Below are records. Copy every line with "this" in it.

┌──

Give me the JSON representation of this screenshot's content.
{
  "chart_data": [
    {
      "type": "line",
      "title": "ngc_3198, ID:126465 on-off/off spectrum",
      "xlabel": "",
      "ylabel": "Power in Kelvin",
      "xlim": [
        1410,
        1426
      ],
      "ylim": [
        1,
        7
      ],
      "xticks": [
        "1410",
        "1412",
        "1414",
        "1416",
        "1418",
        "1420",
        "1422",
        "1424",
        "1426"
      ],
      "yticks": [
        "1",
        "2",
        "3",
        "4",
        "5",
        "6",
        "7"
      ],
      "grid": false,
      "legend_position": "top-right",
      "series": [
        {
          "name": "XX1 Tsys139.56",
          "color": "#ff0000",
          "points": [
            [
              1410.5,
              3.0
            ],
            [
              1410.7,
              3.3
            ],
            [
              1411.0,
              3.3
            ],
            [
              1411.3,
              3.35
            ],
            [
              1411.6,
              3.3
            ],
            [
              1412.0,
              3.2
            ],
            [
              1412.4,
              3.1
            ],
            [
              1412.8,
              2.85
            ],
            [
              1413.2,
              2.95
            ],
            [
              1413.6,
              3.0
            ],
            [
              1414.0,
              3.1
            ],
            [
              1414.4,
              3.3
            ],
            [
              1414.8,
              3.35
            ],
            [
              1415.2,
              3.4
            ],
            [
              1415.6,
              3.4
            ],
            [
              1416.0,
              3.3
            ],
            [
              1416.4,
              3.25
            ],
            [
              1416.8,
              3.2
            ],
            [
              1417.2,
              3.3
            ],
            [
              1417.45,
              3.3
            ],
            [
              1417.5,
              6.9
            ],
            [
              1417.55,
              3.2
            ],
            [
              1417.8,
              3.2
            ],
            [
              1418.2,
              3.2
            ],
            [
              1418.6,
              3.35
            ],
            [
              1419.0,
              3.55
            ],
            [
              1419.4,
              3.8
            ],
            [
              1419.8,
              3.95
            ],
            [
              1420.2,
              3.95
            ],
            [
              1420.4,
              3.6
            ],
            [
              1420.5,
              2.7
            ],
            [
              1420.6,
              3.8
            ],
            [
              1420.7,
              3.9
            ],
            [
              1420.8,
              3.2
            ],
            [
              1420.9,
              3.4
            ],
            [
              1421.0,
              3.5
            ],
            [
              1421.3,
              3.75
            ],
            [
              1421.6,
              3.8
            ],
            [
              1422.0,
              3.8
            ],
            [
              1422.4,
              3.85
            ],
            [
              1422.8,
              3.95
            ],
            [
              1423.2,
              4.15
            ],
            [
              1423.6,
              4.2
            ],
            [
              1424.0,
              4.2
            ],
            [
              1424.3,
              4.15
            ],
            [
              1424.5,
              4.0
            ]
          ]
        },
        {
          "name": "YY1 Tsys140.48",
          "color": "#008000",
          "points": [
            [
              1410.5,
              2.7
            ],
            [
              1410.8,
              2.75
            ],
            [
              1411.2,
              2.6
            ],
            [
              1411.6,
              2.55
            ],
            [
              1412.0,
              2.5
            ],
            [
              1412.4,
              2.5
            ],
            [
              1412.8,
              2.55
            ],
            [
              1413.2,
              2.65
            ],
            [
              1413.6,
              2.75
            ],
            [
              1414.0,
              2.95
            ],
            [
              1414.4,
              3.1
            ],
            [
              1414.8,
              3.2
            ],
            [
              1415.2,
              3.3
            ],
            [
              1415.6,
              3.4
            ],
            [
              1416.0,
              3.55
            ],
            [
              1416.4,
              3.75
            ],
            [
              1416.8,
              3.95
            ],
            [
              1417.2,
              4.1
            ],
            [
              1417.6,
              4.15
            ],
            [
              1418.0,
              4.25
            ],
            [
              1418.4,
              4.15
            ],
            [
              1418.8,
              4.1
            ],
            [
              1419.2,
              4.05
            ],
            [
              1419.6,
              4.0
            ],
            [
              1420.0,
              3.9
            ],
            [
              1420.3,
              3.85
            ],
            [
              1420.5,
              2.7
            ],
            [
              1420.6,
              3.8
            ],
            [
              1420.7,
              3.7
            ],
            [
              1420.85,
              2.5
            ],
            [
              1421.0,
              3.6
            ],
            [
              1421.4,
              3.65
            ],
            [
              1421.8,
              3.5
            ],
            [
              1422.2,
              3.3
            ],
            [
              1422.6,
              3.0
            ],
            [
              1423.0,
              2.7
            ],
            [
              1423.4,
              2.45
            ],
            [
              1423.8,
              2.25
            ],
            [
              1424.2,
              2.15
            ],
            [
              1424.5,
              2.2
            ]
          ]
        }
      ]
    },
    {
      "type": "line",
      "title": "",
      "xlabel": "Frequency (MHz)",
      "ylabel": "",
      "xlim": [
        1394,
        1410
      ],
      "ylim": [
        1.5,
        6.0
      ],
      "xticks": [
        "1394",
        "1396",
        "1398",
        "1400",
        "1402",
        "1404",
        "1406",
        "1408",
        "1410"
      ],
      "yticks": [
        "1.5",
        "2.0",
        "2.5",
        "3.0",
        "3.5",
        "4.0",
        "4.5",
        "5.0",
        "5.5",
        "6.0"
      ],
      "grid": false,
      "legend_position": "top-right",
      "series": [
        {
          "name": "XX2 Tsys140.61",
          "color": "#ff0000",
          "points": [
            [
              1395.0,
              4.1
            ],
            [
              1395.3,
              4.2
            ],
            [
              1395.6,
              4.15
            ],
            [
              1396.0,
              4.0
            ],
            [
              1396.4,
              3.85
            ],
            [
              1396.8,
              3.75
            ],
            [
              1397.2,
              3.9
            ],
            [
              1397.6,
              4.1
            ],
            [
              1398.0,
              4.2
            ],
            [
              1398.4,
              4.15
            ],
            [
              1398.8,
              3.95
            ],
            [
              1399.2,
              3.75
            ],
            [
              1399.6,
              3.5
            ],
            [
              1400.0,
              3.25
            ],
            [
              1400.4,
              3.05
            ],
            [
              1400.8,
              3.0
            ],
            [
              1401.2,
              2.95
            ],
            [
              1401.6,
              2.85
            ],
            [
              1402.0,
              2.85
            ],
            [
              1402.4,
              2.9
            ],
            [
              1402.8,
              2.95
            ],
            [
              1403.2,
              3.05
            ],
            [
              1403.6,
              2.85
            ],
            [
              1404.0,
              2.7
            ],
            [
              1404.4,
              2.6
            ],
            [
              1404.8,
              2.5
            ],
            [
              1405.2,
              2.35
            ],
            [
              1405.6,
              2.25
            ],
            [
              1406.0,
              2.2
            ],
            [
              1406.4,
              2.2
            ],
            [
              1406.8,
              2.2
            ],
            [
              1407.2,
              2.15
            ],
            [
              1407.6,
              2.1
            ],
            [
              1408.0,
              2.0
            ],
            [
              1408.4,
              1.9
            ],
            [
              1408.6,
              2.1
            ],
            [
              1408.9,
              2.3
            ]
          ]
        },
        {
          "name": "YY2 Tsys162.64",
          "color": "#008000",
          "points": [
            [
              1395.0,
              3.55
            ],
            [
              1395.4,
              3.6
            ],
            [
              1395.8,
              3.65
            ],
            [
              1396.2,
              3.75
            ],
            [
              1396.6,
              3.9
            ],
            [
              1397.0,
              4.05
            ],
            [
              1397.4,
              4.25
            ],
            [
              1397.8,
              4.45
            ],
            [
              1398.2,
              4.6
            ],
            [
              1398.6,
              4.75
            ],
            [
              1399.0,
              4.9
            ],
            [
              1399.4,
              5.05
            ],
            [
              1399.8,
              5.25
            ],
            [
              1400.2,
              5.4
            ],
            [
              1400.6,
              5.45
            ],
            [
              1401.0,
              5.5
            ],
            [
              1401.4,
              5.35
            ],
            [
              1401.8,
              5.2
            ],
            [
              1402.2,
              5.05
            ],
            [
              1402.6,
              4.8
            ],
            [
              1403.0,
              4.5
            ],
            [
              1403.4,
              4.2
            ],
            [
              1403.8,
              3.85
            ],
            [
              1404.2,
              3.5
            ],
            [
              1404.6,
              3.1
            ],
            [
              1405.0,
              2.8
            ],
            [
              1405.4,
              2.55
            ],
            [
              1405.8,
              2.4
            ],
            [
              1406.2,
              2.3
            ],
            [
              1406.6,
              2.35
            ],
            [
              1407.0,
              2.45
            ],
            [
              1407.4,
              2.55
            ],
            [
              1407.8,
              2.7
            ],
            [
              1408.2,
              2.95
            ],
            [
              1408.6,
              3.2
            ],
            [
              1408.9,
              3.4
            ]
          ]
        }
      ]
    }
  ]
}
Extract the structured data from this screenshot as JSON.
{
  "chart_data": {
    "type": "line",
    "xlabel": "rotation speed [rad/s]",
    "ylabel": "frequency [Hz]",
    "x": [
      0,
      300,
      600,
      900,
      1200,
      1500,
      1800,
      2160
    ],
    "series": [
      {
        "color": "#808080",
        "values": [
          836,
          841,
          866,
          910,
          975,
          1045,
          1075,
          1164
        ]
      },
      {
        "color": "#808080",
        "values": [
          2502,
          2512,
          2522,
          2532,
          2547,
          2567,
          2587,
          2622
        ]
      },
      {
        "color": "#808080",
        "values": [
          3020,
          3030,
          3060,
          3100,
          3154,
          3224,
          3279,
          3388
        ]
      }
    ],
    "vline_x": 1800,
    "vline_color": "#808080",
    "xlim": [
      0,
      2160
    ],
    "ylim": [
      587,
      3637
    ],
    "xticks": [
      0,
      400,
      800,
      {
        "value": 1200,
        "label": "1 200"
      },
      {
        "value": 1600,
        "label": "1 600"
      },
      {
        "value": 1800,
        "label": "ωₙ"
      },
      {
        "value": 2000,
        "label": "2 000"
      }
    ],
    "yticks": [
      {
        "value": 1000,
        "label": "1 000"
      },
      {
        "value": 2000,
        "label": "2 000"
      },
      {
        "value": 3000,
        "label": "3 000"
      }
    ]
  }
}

└──

Task response:
Give me the JSON representation of this screenshot's content.
Extract the structured data from this screenshot as JSON.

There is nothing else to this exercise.